═══ Data to use ═══

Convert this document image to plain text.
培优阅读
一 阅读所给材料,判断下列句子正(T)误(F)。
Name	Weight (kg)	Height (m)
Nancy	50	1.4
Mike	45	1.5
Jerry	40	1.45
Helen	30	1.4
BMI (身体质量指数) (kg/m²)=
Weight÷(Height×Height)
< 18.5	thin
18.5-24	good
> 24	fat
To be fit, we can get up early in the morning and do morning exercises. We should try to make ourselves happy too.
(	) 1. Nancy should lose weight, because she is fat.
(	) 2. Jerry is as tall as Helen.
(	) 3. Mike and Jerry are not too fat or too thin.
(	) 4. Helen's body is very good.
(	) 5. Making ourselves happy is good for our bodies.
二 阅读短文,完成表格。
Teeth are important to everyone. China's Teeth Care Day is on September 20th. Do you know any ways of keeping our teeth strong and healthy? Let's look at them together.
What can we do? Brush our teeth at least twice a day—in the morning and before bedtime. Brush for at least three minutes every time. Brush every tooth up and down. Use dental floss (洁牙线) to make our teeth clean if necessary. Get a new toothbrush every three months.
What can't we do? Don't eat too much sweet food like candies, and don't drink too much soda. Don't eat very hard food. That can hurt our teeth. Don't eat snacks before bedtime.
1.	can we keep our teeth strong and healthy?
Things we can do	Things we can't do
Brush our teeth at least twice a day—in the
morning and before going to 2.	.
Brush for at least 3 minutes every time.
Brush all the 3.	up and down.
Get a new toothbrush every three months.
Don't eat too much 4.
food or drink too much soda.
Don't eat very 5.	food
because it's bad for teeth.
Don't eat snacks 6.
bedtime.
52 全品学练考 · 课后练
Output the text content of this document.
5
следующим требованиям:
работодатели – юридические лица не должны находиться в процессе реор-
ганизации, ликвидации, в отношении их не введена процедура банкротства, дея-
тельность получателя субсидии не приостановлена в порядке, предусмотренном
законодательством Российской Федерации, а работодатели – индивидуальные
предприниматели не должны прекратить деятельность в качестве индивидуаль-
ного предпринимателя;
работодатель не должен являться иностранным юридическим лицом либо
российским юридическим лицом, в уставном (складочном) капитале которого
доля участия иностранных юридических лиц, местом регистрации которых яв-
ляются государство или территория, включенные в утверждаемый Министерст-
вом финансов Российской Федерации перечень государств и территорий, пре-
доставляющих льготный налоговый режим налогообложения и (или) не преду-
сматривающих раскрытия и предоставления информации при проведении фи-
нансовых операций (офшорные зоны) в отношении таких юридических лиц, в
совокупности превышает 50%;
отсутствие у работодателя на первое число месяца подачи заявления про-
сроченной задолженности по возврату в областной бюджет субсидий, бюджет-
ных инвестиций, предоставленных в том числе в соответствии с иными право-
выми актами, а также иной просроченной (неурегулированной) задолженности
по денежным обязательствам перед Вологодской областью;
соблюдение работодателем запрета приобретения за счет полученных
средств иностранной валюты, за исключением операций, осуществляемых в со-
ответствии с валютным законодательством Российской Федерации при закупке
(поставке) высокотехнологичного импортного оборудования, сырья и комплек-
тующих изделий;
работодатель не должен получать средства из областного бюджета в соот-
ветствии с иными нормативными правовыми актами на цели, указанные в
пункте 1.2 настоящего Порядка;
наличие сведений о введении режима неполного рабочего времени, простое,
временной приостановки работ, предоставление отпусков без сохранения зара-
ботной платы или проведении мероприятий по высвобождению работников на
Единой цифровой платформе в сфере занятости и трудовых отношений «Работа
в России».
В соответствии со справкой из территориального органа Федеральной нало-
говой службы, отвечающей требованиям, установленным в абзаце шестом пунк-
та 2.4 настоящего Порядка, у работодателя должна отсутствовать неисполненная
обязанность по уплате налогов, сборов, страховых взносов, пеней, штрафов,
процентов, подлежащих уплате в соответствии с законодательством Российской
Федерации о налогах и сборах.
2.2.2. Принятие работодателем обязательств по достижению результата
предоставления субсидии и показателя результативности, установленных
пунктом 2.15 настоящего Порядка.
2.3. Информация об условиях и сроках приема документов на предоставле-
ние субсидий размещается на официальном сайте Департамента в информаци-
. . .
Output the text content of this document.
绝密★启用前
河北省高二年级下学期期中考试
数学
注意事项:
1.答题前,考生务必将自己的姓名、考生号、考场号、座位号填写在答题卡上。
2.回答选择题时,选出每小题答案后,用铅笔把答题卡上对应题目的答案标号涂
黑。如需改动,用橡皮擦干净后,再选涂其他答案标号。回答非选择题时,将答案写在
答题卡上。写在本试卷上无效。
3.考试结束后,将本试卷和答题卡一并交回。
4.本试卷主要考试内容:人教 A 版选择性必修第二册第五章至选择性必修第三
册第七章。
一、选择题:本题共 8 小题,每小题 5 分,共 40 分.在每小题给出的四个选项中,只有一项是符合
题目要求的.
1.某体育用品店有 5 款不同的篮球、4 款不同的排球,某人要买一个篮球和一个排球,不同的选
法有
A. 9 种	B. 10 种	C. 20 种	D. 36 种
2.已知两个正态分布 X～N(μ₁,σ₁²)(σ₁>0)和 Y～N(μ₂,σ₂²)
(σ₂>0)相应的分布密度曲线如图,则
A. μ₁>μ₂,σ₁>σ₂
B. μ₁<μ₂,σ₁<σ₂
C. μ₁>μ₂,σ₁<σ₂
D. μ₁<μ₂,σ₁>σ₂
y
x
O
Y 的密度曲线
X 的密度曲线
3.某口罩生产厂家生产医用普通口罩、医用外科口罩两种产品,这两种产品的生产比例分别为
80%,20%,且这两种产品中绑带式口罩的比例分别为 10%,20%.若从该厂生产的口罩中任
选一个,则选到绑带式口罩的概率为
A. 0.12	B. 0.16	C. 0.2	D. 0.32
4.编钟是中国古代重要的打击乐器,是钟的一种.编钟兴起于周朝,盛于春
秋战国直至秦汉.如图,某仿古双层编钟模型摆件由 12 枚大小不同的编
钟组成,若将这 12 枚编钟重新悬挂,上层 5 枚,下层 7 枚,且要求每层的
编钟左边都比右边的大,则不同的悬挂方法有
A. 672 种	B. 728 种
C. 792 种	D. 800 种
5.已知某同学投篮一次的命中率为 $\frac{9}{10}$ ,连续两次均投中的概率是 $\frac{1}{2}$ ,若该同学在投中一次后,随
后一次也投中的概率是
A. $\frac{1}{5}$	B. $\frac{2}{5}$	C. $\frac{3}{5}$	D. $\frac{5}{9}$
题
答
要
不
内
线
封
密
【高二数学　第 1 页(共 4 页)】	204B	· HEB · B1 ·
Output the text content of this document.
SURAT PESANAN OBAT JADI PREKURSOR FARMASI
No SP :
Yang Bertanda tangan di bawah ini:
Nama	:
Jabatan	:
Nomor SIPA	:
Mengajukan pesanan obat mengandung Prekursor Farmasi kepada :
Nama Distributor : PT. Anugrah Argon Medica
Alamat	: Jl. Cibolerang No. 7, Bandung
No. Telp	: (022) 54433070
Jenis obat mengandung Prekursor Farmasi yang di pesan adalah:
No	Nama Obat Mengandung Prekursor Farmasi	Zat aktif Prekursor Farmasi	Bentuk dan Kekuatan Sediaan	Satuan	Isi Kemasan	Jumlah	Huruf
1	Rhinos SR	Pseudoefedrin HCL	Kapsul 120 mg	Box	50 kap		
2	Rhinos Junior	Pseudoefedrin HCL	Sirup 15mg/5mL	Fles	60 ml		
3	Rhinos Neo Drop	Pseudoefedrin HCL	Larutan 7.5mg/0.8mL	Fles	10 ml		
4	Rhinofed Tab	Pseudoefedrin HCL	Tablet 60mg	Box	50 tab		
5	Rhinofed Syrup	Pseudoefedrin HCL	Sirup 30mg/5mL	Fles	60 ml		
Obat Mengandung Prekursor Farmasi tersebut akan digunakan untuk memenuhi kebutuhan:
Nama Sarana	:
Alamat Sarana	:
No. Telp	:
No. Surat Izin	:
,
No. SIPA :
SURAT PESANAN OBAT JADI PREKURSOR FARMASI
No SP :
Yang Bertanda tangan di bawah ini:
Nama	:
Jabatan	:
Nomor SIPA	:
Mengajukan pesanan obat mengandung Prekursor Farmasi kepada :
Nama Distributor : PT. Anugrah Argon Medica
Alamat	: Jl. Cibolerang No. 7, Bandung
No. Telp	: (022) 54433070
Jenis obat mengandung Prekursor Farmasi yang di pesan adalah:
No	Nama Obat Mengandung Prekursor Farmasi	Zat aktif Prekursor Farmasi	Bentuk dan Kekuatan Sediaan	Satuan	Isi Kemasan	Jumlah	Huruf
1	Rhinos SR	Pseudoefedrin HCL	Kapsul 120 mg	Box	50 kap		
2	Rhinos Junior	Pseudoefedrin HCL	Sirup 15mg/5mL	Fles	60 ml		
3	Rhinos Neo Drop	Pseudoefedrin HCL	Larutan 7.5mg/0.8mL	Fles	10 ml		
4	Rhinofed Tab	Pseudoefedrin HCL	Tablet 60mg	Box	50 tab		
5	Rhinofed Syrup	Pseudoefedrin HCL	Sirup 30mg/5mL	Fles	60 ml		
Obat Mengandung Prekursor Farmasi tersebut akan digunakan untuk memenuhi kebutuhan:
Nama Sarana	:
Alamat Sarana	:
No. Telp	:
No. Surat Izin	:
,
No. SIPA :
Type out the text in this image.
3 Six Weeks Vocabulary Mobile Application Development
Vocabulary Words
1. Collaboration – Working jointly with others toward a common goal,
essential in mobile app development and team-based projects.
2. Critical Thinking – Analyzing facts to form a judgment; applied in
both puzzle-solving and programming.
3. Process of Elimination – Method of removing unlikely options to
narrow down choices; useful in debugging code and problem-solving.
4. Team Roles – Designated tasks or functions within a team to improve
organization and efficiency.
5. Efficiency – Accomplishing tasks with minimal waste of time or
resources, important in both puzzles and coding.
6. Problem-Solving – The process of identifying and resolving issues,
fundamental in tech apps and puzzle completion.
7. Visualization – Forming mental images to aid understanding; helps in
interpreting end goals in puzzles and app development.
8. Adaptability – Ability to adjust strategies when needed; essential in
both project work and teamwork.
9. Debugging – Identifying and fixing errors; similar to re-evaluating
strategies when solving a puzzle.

═══

Task requirements
Your answer should be only a number: how many lines of the data above contain the string "актами"?

The response
2